======== AVAILABLE DATA

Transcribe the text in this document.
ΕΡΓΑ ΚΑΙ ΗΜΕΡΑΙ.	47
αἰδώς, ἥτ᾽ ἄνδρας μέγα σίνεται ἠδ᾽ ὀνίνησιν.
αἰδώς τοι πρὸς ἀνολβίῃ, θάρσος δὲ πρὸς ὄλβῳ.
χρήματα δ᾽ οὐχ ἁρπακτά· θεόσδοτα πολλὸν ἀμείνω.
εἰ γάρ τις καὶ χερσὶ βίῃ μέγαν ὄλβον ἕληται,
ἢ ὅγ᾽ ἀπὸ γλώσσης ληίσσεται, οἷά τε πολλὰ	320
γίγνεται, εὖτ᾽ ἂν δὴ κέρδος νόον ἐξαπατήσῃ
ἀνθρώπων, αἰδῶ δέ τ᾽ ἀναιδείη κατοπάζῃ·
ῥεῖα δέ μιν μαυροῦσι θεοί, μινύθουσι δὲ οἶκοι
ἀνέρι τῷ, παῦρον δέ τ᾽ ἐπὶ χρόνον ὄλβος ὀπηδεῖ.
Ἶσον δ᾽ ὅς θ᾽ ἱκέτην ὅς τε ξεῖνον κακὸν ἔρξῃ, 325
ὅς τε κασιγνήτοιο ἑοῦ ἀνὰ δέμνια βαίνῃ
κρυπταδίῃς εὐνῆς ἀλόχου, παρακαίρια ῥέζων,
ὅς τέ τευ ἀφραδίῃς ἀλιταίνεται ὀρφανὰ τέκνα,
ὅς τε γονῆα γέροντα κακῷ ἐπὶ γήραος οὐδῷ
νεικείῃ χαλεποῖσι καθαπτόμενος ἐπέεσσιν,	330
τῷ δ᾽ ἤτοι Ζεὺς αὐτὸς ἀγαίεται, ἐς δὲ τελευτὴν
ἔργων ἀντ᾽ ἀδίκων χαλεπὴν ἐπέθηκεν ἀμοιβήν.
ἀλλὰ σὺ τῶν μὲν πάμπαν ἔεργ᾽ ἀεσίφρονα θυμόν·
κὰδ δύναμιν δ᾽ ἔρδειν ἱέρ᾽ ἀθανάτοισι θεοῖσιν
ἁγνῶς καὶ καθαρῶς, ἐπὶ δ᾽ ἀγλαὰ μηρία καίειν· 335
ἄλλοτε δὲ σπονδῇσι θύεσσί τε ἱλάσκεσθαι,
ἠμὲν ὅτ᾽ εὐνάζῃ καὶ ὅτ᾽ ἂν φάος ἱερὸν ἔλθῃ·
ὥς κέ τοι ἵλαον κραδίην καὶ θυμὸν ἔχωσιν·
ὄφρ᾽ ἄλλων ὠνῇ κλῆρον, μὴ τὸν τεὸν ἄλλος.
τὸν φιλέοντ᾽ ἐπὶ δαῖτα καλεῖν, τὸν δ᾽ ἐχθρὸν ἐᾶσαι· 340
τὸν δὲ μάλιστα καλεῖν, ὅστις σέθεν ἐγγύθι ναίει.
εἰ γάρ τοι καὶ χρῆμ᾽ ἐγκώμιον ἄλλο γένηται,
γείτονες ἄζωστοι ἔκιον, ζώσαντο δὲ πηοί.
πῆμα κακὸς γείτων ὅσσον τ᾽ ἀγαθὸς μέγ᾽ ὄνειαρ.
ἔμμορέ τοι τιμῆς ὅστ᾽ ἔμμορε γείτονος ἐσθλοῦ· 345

================
======== AVAILABLE DATA

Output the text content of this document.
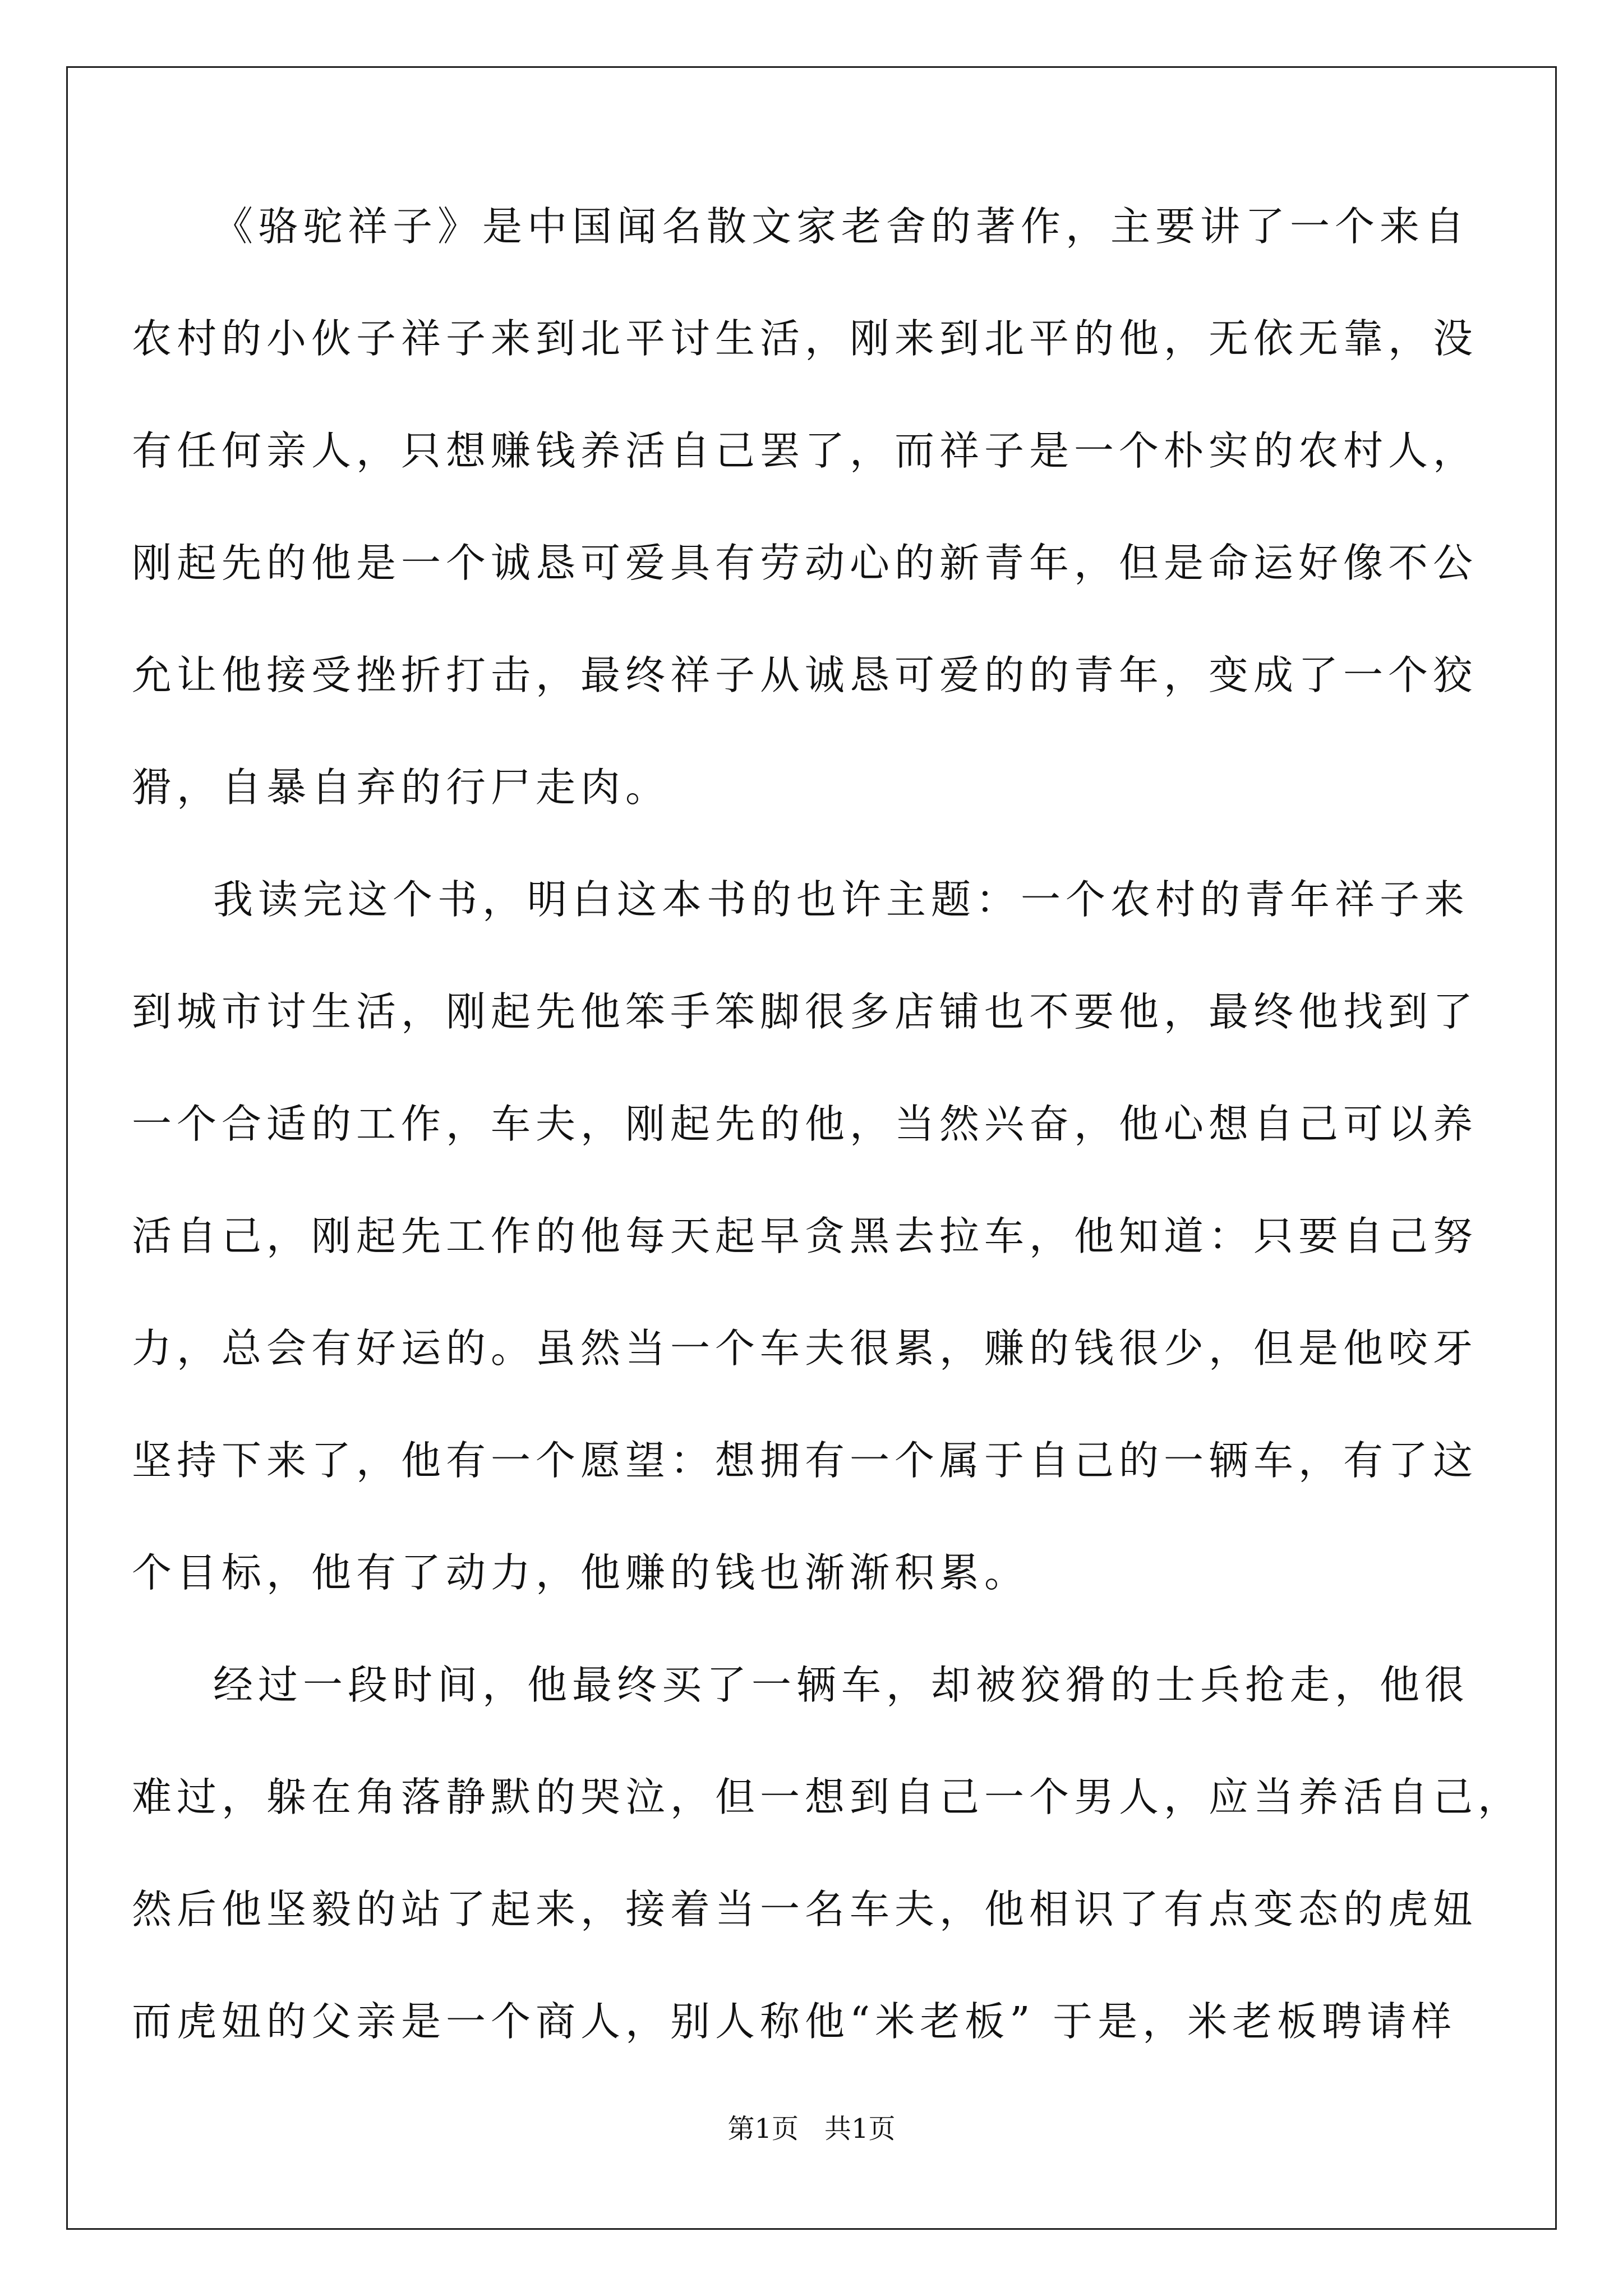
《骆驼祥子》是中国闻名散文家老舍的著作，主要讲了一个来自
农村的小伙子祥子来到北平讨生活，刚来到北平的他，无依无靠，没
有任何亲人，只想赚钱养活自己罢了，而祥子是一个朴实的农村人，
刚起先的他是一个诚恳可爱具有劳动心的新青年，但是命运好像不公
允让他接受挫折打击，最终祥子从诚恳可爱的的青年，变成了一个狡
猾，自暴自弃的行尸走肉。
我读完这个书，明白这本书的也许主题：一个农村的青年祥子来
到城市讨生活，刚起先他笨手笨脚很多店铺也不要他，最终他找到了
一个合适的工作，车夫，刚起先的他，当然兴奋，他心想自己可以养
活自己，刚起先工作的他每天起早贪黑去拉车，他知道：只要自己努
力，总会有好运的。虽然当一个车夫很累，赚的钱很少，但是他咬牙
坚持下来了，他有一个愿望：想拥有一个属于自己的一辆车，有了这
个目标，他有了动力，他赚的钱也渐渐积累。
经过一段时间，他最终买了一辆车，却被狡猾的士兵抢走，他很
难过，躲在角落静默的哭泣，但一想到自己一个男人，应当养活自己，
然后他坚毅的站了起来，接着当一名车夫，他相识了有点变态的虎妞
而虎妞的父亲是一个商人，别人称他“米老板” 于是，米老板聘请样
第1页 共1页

================
======== AVAILABLE DATA

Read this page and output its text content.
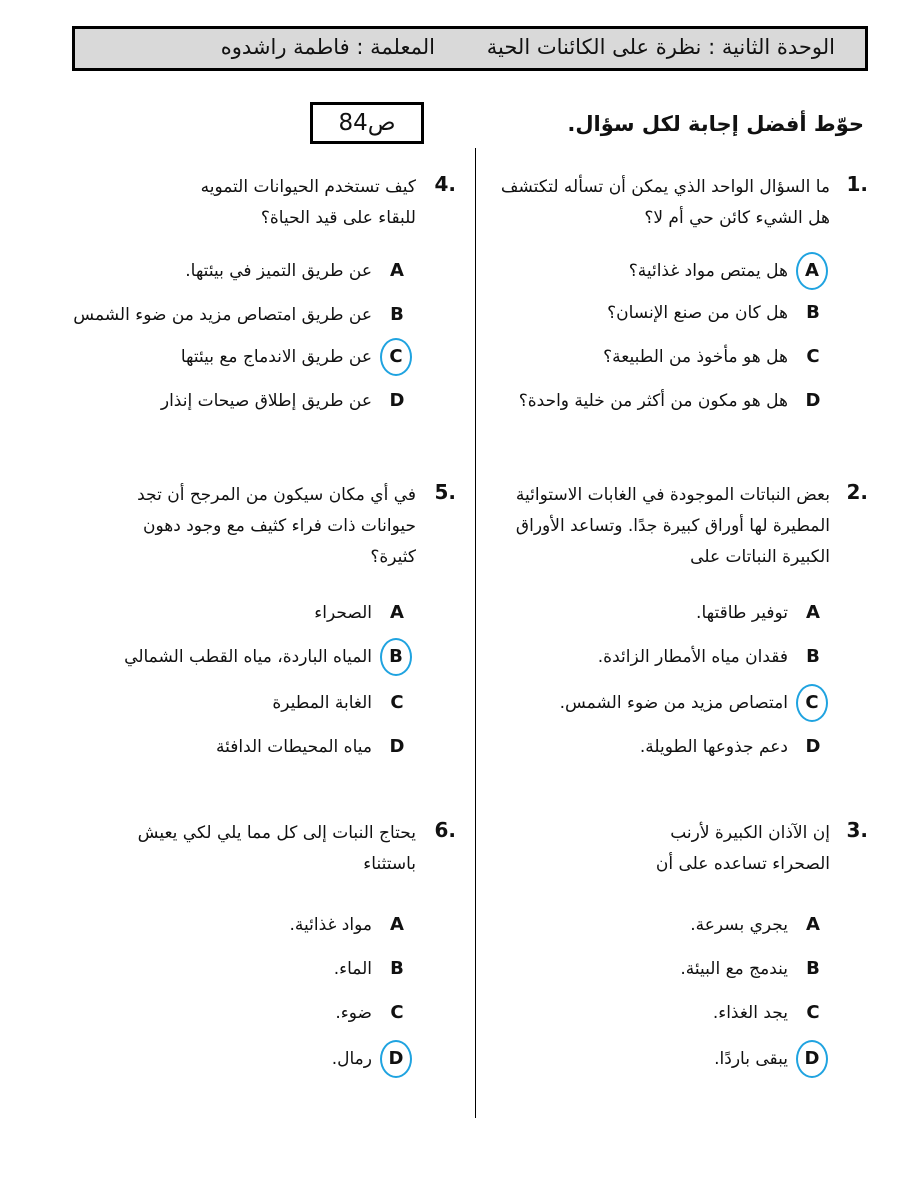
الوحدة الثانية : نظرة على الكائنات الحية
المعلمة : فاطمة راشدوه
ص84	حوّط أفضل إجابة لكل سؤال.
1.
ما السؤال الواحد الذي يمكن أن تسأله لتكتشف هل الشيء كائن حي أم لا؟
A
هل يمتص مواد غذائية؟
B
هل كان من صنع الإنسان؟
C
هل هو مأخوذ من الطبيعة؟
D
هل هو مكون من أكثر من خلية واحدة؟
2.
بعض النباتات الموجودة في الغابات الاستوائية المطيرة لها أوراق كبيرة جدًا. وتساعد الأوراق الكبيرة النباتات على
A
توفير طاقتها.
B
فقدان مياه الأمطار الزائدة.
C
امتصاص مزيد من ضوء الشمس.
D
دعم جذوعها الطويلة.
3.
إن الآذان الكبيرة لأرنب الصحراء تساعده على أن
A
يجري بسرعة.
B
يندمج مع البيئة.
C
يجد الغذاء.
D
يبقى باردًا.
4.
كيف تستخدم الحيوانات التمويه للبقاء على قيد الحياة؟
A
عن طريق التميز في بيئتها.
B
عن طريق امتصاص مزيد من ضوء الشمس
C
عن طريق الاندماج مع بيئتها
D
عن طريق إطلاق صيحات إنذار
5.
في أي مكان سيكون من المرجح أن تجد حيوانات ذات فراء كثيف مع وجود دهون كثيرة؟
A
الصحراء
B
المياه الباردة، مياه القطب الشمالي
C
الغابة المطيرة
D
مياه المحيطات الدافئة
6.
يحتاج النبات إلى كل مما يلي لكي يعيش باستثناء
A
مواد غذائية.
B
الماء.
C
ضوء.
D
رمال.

================

| WHAT YOU ARE ASKED TO DO |
Only the number is wanted: how many lines of the material contain the word "الصحراء"?

| RESULT BELOW |
2